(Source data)
──────────

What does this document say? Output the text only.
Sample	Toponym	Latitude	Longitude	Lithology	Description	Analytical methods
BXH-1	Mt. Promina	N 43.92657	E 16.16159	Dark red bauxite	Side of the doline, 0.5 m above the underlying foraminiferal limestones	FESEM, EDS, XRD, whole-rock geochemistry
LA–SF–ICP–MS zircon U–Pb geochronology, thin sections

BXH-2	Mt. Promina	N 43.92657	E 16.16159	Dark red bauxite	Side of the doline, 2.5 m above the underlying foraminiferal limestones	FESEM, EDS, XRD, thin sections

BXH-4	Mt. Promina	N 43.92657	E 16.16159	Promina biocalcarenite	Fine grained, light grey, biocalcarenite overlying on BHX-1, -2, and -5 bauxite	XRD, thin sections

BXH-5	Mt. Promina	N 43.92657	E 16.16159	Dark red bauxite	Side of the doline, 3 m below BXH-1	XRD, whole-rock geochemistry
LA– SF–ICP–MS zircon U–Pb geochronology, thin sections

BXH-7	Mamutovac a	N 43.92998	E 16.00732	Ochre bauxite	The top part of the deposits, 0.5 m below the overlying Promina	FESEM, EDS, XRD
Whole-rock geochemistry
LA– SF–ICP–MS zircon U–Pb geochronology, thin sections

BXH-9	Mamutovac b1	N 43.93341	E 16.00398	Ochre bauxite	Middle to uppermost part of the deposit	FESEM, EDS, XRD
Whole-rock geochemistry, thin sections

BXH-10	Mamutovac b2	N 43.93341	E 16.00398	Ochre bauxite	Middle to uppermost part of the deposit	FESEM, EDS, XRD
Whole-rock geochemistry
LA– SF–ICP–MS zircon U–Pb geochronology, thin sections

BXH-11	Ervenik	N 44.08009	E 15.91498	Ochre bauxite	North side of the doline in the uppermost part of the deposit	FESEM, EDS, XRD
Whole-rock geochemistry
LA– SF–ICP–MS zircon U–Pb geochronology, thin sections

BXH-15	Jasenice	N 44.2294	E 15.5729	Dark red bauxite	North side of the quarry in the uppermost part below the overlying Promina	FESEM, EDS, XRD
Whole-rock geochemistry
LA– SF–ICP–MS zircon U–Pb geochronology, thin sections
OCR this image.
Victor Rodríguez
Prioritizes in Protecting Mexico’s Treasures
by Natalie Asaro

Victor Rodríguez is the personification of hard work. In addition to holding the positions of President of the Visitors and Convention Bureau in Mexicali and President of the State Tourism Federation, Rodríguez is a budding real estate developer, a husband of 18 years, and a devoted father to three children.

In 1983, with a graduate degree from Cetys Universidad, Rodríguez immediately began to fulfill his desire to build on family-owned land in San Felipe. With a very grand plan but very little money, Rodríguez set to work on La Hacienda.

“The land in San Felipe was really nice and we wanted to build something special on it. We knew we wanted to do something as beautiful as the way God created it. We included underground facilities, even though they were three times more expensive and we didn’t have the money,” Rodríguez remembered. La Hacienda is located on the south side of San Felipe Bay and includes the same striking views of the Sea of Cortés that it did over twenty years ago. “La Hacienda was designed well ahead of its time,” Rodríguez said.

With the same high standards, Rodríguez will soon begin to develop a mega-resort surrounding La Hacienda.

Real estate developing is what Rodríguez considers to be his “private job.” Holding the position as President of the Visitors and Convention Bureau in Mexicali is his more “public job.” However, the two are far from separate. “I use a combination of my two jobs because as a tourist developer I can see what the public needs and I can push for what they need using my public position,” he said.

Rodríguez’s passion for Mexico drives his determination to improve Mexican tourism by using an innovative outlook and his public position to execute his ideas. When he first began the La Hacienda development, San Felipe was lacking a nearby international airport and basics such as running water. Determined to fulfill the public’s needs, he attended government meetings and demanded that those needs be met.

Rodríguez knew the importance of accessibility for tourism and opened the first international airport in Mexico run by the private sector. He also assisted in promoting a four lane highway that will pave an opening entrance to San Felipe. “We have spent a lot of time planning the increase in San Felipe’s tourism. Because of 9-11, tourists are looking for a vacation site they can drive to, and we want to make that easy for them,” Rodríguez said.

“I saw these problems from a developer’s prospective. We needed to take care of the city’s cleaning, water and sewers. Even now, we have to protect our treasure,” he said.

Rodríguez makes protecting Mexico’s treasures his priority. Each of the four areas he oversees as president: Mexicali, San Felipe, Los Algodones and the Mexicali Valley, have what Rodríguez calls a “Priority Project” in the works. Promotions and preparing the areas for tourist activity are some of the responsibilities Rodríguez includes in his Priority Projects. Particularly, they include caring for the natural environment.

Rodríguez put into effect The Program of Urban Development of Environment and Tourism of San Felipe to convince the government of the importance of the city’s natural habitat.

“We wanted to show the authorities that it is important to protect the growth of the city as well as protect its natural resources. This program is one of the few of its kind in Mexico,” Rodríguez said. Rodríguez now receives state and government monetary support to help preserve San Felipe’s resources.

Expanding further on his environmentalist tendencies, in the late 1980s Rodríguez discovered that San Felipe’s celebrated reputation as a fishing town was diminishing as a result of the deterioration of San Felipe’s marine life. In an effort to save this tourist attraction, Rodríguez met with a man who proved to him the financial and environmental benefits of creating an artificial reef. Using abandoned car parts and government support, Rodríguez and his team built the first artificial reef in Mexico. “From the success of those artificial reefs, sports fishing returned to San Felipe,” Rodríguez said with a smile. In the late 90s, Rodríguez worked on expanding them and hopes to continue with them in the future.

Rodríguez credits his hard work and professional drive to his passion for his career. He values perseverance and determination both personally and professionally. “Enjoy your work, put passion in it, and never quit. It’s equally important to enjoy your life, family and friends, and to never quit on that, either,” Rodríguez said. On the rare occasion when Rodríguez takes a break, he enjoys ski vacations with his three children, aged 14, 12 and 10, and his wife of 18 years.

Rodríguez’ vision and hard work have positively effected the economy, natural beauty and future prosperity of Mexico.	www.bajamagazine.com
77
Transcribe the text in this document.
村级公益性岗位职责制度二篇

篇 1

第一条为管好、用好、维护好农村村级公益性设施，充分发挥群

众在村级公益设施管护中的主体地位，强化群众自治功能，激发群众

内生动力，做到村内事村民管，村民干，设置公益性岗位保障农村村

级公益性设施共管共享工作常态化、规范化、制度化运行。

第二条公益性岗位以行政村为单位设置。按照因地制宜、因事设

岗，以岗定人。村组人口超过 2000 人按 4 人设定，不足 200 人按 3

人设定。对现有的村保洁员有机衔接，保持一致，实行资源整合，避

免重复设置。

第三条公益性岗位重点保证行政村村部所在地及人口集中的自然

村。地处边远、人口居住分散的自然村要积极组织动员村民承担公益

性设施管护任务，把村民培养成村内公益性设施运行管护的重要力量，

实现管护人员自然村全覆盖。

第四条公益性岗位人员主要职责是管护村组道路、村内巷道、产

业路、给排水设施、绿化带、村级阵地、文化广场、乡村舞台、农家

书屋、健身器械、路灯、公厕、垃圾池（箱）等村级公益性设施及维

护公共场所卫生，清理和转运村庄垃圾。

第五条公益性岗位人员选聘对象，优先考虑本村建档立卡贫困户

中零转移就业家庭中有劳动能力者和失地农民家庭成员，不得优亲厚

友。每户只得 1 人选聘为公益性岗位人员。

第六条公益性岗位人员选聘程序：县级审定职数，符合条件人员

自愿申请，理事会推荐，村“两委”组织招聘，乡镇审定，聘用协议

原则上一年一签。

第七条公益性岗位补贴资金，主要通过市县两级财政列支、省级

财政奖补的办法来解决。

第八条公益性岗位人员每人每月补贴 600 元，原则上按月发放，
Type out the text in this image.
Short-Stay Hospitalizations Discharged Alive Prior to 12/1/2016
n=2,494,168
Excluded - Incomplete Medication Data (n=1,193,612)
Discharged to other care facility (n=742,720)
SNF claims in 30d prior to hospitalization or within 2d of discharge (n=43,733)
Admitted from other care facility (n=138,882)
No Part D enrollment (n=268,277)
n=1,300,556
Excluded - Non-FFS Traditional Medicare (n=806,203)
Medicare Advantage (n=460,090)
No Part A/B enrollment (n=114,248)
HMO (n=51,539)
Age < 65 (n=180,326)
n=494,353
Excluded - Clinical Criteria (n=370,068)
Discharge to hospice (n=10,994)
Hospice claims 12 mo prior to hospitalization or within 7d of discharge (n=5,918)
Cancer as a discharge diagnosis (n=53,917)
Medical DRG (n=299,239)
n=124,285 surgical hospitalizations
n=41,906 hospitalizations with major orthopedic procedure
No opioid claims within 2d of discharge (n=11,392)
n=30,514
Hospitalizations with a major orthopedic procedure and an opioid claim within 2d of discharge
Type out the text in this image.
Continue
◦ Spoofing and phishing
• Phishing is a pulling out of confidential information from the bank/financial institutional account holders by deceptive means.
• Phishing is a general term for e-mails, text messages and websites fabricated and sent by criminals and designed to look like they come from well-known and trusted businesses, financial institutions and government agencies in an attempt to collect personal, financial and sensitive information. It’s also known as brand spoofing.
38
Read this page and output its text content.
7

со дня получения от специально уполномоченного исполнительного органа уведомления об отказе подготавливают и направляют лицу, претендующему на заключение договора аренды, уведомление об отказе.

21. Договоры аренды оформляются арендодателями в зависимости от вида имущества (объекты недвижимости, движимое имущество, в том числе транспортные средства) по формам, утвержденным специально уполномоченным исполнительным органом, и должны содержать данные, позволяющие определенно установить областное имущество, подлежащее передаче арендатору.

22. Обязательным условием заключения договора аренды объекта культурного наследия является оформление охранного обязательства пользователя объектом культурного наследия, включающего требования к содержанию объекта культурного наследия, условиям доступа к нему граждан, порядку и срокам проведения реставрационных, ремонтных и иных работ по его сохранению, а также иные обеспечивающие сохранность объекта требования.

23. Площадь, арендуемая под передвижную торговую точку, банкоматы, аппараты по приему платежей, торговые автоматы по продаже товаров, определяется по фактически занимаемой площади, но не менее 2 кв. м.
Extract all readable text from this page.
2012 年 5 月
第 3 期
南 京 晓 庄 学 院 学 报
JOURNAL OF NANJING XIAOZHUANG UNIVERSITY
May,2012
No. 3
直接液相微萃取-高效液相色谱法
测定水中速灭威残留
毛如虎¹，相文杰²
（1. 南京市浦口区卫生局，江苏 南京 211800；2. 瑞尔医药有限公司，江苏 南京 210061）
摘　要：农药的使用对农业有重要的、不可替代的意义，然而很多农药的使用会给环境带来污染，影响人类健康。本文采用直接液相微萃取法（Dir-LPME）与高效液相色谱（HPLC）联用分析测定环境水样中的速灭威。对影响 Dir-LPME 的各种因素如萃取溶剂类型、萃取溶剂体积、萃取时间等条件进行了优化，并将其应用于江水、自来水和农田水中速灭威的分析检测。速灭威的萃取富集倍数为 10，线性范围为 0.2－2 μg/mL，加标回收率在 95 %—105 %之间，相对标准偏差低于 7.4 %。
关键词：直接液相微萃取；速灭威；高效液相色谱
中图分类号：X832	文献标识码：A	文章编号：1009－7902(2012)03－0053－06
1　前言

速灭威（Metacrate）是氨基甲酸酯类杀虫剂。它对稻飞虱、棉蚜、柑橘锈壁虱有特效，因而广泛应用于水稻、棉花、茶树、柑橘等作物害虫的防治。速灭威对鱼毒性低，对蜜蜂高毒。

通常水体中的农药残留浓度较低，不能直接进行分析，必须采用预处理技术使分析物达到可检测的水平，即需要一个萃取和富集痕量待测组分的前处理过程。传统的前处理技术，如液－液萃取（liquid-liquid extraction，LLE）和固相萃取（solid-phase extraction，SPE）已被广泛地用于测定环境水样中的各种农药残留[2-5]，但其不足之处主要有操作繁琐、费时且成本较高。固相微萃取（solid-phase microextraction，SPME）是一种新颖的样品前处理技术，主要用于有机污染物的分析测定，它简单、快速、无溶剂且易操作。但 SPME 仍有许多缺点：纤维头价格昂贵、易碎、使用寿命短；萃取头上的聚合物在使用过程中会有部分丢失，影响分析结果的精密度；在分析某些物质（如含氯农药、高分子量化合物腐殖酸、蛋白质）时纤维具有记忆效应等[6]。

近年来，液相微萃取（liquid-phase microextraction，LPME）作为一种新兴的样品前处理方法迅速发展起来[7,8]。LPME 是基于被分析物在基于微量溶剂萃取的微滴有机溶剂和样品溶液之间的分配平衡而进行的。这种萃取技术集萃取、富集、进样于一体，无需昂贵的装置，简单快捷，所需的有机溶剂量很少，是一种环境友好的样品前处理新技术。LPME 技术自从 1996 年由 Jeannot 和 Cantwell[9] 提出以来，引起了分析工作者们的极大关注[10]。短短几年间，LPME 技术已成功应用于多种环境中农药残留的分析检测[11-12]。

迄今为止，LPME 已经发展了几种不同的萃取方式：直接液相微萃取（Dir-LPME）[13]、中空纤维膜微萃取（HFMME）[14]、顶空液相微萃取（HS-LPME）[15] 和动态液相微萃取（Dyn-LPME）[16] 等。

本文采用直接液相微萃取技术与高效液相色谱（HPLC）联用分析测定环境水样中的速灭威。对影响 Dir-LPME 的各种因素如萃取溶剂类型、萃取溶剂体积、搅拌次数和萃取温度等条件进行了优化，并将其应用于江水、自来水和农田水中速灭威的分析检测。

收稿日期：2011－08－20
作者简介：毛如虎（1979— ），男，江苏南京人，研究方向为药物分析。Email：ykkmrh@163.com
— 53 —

──────────

=== Your goal ===
Copy all lines in the listing above where the string "orthopedic" appears.

=== Full solution ===
n=41,906 hospitalizations with major orthopedic procedure
Hospitalizations with a major orthopedic procedure and an opioid claim within 2d of discharge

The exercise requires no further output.